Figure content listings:
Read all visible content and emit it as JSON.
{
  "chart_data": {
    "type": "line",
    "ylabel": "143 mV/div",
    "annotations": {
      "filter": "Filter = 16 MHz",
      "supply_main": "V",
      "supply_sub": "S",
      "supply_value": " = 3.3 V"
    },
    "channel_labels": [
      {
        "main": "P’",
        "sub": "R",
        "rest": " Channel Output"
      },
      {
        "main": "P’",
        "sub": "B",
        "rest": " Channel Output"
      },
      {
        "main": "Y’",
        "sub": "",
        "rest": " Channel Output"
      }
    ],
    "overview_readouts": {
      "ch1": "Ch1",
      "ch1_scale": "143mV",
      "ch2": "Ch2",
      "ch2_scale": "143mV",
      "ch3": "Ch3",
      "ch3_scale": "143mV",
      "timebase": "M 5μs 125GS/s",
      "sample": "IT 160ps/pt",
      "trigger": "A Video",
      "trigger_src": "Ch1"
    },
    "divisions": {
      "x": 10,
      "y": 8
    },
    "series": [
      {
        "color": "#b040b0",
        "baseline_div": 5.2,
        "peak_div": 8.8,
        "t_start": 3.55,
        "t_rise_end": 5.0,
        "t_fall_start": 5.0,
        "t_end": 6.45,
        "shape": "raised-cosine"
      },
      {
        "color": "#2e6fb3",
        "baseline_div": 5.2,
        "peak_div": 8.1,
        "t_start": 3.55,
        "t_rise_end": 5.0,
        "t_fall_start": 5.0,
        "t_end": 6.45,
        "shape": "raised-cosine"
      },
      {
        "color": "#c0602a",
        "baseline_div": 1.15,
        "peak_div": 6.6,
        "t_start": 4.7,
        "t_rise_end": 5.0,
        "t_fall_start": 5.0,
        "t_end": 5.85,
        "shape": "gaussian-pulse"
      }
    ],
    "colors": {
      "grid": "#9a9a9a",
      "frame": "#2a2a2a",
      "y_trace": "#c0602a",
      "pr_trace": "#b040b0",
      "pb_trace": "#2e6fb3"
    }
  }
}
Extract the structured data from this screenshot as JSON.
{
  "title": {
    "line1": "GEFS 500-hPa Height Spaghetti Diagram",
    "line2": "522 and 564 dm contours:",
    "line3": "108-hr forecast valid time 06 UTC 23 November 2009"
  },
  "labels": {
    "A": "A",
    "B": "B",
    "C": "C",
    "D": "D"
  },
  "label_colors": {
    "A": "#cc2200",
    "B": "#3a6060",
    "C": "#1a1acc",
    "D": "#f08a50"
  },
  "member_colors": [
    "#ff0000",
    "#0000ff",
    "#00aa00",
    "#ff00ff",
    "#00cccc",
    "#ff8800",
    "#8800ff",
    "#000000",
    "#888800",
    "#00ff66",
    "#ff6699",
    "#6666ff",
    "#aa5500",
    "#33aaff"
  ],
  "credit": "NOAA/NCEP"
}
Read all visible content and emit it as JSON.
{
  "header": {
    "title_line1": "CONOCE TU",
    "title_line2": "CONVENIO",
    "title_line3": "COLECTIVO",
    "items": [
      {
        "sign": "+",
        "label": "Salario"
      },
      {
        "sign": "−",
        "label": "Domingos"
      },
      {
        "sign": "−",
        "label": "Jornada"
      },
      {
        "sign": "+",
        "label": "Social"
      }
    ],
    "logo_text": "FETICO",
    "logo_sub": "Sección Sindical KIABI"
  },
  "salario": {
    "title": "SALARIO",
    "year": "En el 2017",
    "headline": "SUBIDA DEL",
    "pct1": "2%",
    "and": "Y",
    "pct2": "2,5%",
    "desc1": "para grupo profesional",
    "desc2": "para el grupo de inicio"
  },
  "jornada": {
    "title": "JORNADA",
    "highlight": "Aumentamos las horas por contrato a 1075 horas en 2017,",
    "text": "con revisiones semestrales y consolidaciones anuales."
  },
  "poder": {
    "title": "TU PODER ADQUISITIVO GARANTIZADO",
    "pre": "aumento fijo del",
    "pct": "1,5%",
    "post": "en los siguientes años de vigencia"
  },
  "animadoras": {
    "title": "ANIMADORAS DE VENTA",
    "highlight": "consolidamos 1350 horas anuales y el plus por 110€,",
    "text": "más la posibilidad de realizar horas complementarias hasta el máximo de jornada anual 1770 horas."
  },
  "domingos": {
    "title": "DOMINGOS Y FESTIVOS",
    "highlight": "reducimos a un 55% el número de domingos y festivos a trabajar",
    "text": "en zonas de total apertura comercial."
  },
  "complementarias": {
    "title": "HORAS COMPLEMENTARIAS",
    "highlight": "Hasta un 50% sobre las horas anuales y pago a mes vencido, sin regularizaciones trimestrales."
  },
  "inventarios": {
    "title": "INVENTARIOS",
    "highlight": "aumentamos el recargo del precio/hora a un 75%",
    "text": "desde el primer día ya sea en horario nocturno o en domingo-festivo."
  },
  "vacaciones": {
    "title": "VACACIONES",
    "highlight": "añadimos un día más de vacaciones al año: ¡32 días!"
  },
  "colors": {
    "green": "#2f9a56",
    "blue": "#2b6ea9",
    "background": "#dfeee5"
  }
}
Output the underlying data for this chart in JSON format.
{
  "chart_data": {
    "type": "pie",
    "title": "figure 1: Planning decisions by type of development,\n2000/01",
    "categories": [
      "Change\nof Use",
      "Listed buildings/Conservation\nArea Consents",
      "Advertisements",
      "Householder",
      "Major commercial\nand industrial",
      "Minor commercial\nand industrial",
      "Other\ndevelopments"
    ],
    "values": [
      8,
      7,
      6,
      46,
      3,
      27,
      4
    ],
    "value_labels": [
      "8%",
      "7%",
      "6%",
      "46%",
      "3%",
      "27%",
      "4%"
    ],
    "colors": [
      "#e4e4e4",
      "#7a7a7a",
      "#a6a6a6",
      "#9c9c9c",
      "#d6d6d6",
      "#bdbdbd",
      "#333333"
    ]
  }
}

■ **Instruction**: Write out the material exactly as given.

■ **Exercise answer**:
Read all visible content and emit it as JSON.
{
  "chart_data": {
    "type": "line",
    "ylabel": "143 mV/div",
    "annotations": {
      "filter": "Filter = 16 MHz",
      "supply_main": "V",
      "supply_sub": "S",
      "supply_value": " = 3.3 V"
    },
    "channel_labels": [
      {
        "main": "P’",
        "sub": "R",
        "rest": " Channel Output"
      },
      {
        "main": "P’",
        "sub": "B",
        "rest": " Channel Output"
      },
      {
        "main": "Y’",
        "sub": "",
        "rest": " Channel Output"
      }
    ],
    "overview_readouts": {
      "ch1": "Ch1",
      "ch1_scale": "143mV",
      "ch2": "Ch2",
      "ch2_scale": "143mV",
      "ch3": "Ch3",
      "ch3_scale": "143mV",
      "timebase": "M 5μs 125GS/s",
      "sample": "IT 160ps/pt",
      "trigger": "A Video",
      "trigger_src": "Ch1"
    },
    "divisions": {
      "x": 10,
      "y": 8
    },
    "series": [
      {
        "color": "#b040b0",
        "baseline_div": 5.2,
        "peak_div": 8.8,
        "t_start": 3.55,
        "t_rise_end": 5.0,
        "t_fall_start": 5.0,
        "t_end": 6.45,
        "shape": "raised-cosine"
      },
      {
        "color": "#2e6fb3",
        "baseline_div": 5.2,
        "peak_div": 8.1,
        "t_start": 3.55,
        "t_rise_end": 5.0,
        "t_fall_start": 5.0,
        "t_end": 6.45,
        "shape": "raised-cosine"
      },
      {
        "color": "#c0602a",
        "baseline_div": 1.15,
        "peak_div": 6.6,
        "t_start": 4.7,
        "t_rise_end": 5.0,
        "t_fall_start": 5.0,
        "t_end": 5.85,
        "shape": "gaussian-pulse"
      }
    ],
    "colors": {
      "grid": "#9a9a9a",
      "frame": "#2a2a2a",
      "y_trace": "#c0602a",
      "pr_trace": "#b040b0",
      "pb_trace": "#2e6fb3"
    }
  }
}
Extract the structured data from this screenshot as JSON.
{
  "title": {
    "line1": "GEFS 500-hPa Height Spaghetti Diagram",
    "line2": "522 and 564 dm contours:",
    "line3": "108-hr forecast valid time 06 UTC 23 November 2009"
  },
  "labels": {
    "A": "A",
    "B": "B",
    "C": "C",
    "D": "D"
  },
  "label_colors": {
    "A": "#cc2200",
    "B": "#3a6060",
    "C": "#1a1acc",
    "D": "#f08a50"
  },
  "member_colors": [
    "#ff0000",
    "#0000ff",
    "#00aa00",
    "#ff00ff",
    "#00cccc",
    "#ff8800",
    "#8800ff",
    "#000000",
    "#888800",
    "#00ff66",
    "#ff6699",
    "#6666ff",
    "#aa5500",
    "#33aaff"
  ],
  "credit": "NOAA/NCEP"
}
Read all visible content and emit it as JSON.
{
  "header": {
    "title_line1": "CONOCE TU",
    "title_line2": "CONVENIO",
    "title_line3": "COLECTIVO",
    "items": [
      {
        "sign": "+",
        "label": "Salario"
      },
      {
        "sign": "−",
        "label": "Domingos"
      },
      {
        "sign": "−",
        "label": "Jornada"
      },
      {
        "sign": "+",
        "label": "Social"
      }
    ],
    "logo_text": "FETICO",
    "logo_sub": "Sección Sindical KIABI"
  },
  "salario": {
    "title": "SALARIO",
    "year": "En el 2017",
    "headline": "SUBIDA DEL",
    "pct1": "2%",
    "and": "Y",
    "pct2": "2,5%",
    "desc1": "para grupo profesional",
    "desc2": "para el grupo de inicio"
  },
  "jornada": {
    "title": "JORNADA",
    "highlight": "Aumentamos las horas por contrato a 1075 horas en 2017,",
    "text": "con revisiones semestrales y consolidaciones anuales."
  },
  "poder": {
    "title": "TU PODER ADQUISITIVO GARANTIZADO",
    "pre": "aumento fijo del",
    "pct": "1,5%",
    "post": "en los siguientes años de vigencia"
  },
  "animadoras": {
    "title": "ANIMADORAS DE VENTA",
    "highlight": "consolidamos 1350 horas anuales y el plus por 110€,",
    "text": "más la posibilidad de realizar horas complementarias hasta el máximo de jornada anual 1770 horas."
  },
  "domingos": {
    "title": "DOMINGOS Y FESTIVOS",
    "highlight": "reducimos a un 55% el número de domingos y festivos a trabajar",
    "text": "en zonas de total apertura comercial."
  },
  "complementarias": {
    "title": "HORAS COMPLEMENTARIAS",
    "highlight": "Hasta un 50% sobre las horas anuales y pago a mes vencido, sin regularizaciones trimestrales."
  },
  "inventarios": {
    "title": "INVENTARIOS",
    "highlight": "aumentamos el recargo del precio/hora a un 75%",
    "text": "desde el primer día ya sea en horario nocturno o en domingo-festivo."
  },
  "vacaciones": {
    "title": "VACACIONES",
    "highlight": "añadimos un día más de vacaciones al año: ¡32 días!"
  },
  "colors": {
    "green": "#2f9a56",
    "blue": "#2b6ea9",
    "background": "#dfeee5"
  }
}
Output the underlying data for this chart in JSON format.
{
  "chart_data": {
    "type": "pie",
    "title": "figure 1: Planning decisions by type of development,\n2000/01",
    "categories": [
      "Change\nof Use",
      "Listed buildings/Conservation\nArea Consents",
      "Advertisements",
      "Householder",
      "Major commercial\nand industrial",
      "Minor commercial\nand industrial",
      "Other\ndevelopments"
    ],
    "values": [
      8,
      7,
      6,
      46,
      3,
      27,
      4
    ],
    "value_labels": [
      "8%",
      "7%",
      "6%",
      "46%",
      "3%",
      "27%",
      "4%"
    ],
    "colors": [
      "#e4e4e4",
      "#7a7a7a",
      "#a6a6a6",
      "#9c9c9c",
      "#d6d6d6",
      "#bdbdbd",
      "#333333"
    ]
  }
}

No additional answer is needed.